→ **Problem requirements**:
Each line below should be reproduced without any alteration.

→ **Records**:
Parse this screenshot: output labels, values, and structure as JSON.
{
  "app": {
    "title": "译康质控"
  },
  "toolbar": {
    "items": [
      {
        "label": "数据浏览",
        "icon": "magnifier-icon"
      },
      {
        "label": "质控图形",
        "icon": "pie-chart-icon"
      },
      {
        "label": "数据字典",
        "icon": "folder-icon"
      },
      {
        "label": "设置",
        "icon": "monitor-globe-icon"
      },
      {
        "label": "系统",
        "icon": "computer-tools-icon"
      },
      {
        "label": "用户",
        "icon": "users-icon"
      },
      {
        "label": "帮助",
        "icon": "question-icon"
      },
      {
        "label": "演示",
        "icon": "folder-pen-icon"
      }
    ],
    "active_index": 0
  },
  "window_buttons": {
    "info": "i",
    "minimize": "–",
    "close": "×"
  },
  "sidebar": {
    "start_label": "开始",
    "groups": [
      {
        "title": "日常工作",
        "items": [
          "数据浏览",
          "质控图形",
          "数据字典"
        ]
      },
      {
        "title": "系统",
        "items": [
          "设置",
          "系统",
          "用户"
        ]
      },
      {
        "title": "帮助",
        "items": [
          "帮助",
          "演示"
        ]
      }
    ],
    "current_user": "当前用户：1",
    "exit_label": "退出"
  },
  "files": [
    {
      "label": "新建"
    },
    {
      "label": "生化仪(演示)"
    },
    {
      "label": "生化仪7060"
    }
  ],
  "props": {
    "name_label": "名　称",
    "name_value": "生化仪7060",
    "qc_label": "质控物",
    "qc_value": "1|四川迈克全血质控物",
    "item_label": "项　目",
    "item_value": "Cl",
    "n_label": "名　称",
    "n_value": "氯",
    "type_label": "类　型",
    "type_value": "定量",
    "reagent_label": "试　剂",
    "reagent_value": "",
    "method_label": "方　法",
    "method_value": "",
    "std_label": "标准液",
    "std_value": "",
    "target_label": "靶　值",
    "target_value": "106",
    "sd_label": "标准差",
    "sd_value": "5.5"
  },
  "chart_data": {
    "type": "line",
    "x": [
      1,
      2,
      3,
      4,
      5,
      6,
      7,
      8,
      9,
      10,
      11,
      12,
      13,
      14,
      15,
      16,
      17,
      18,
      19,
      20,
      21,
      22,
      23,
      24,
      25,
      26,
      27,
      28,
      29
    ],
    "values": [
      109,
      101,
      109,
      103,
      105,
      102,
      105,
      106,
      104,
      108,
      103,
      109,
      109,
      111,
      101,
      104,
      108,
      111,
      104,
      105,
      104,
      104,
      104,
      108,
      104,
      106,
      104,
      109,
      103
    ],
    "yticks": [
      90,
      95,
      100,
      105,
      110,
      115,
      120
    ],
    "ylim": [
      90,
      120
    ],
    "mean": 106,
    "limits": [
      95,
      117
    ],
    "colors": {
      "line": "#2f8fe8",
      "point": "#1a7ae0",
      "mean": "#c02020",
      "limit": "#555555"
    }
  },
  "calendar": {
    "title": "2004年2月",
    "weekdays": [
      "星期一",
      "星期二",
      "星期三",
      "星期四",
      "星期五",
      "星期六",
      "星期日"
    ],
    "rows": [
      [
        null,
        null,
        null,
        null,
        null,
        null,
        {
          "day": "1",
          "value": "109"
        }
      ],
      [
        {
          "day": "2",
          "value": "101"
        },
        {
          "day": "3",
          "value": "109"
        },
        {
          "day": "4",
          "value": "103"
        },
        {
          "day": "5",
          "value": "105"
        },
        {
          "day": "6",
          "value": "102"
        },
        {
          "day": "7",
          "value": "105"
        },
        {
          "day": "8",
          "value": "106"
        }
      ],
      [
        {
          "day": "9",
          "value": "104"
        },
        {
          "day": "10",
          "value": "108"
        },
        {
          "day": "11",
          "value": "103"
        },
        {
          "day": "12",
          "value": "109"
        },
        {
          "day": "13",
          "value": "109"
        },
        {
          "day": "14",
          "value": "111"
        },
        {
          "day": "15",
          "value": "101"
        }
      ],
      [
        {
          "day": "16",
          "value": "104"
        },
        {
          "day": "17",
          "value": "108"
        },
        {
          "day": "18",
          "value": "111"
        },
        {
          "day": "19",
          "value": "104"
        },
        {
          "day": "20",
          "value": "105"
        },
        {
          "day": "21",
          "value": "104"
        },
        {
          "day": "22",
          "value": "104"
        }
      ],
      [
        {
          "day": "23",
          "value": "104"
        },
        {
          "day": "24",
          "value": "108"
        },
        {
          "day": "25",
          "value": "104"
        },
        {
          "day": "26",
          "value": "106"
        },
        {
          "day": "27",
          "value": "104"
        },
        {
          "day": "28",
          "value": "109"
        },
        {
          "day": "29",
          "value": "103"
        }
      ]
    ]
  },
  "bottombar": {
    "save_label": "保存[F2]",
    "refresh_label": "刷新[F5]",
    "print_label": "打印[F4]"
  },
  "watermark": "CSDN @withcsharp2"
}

→ **Right answer**:
Parse this screenshot: output labels, values, and structure as JSON.
{
  "app": {
    "title": "译康质控"
  },
  "toolbar": {
    "items": [
      {
        "label": "数据浏览",
        "icon": "magnifier-icon"
      },
      {
        "label": "质控图形",
        "icon": "pie-chart-icon"
      },
      {
        "label": "数据字典",
        "icon": "folder-icon"
      },
      {
        "label": "设置",
        "icon": "monitor-globe-icon"
      },
      {
        "label": "系统",
        "icon": "computer-tools-icon"
      },
      {
        "label": "用户",
        "icon": "users-icon"
      },
      {
        "label": "帮助",
        "icon": "question-icon"
      },
      {
        "label": "演示",
        "icon": "folder-pen-icon"
      }
    ],
    "active_index": 0
  },
  "window_buttons": {
    "info": "i",
    "minimize": "–",
    "close": "×"
  },
  "sidebar": {
    "start_label": "开始",
    "groups": [
      {
        "title": "日常工作",
        "items": [
          "数据浏览",
          "质控图形",
          "数据字典"
        ]
      },
      {
        "title": "系统",
        "items": [
          "设置",
          "系统",
          "用户"
        ]
      },
      {
        "title": "帮助",
        "items": [
          "帮助",
          "演示"
        ]
      }
    ],
    "current_user": "当前用户：1",
    "exit_label": "退出"
  },
  "files": [
    {
      "label": "新建"
    },
    {
      "label": "生化仪(演示)"
    },
    {
      "label": "生化仪7060"
    }
  ],
  "props": {
    "name_label": "名　称",
    "name_value": "生化仪7060",
    "qc_label": "质控物",
    "qc_value": "1|四川迈克全血质控物",
    "item_label": "项　目",
    "item_value": "Cl",
    "n_label": "名　称",
    "n_value": "氯",
    "type_label": "类　型",
    "type_value": "定量",
    "reagent_label": "试　剂",
    "reagent_value": "",
    "method_label": "方　法",
    "method_value": "",
    "std_label": "标准液",
    "std_value": "",
    "target_label": "靶　值",
    "target_value": "106",
    "sd_label": "标准差",
    "sd_value": "5.5"
  },
  "chart_data": {
    "type": "line",
    "x": [
      1,
      2,
      3,
      4,
      5,
      6,
      7,
      8,
      9,
      10,
      11,
      12,
      13,
      14,
      15,
      16,
      17,
      18,
      19,
      20,
      21,
      22,
      23,
      24,
      25,
      26,
      27,
      28,
      29
    ],
    "values": [
      109,
      101,
      109,
      103,
      105,
      102,
      105,
      106,
      104,
      108,
      103,
      109,
      109,
      111,
      101,
      104,
      108,
      111,
      104,
      105,
      104,
      104,
      104,
      108,
      104,
      106,
      104,
      109,
      103
    ],
    "yticks": [
      90,
      95,
      100,
      105,
      110,
      115,
      120
    ],
    "ylim": [
      90,
      120
    ],
    "mean": 106,
    "limits": [
      95,
      117
    ],
    "colors": {
      "line": "#2f8fe8",
      "point": "#1a7ae0",
      "mean": "#c02020",
      "limit": "#555555"
    }
  },
  "calendar": {
    "title": "2004年2月",
    "weekdays": [
      "星期一",
      "星期二",
      "星期三",
      "星期四",
      "星期五",
      "星期六",
      "星期日"
    ],
    "rows": [
      [
        null,
        null,
        null,
        null,
        null,
        null,
        {
          "day": "1",
          "value": "109"
        }
      ],
      [
        {
          "day": "2",
          "value": "101"
        },
        {
          "day": "3",
          "value": "109"
        },
        {
          "day": "4",
          "value": "103"
        },
        {
          "day": "5",
          "value": "105"
        },
        {
          "day": "6",
          "value": "102"
        },
        {
          "day": "7",
          "value": "105"
        },
        {
          "day": "8",
          "value": "106"
        }
      ],
      [
        {
          "day": "9",
          "value": "104"
        },
        {
          "day": "10",
          "value": "108"
        },
        {
          "day": "11",
          "value": "103"
        },
        {
          "day": "12",
          "value": "109"
        },
        {
          "day": "13",
          "value": "109"
        },
        {
          "day": "14",
          "value": "111"
        },
        {
          "day": "15",
          "value": "101"
        }
      ],
      [
        {
          "day": "16",
          "value": "104"
        },
        {
          "day": "17",
          "value": "108"
        },
        {
          "day": "18",
          "value": "111"
        },
        {
          "day": "19",
          "value": "104"
        },
        {
          "day": "20",
          "value": "105"
        },
        {
          "day": "21",
          "value": "104"
        },
        {
          "day": "22",
          "value": "104"
        }
      ],
      [
        {
          "day": "23",
          "value": "104"
        },
        {
          "day": "24",
          "value": "108"
        },
        {
          "day": "25",
          "value": "104"
        },
        {
          "day": "26",
          "value": "106"
        },
        {
          "day": "27",
          "value": "104"
        },
        {
          "day": "28",
          "value": "109"
        },
        {
          "day": "29",
          "value": "103"
        }
      ]
    ]
  },
  "bottombar": {
    "save_label": "保存[F2]",
    "refresh_label": "刷新[F5]",
    "print_label": "打印[F4]"
  },
  "watermark": "CSDN @withcsharp2"
}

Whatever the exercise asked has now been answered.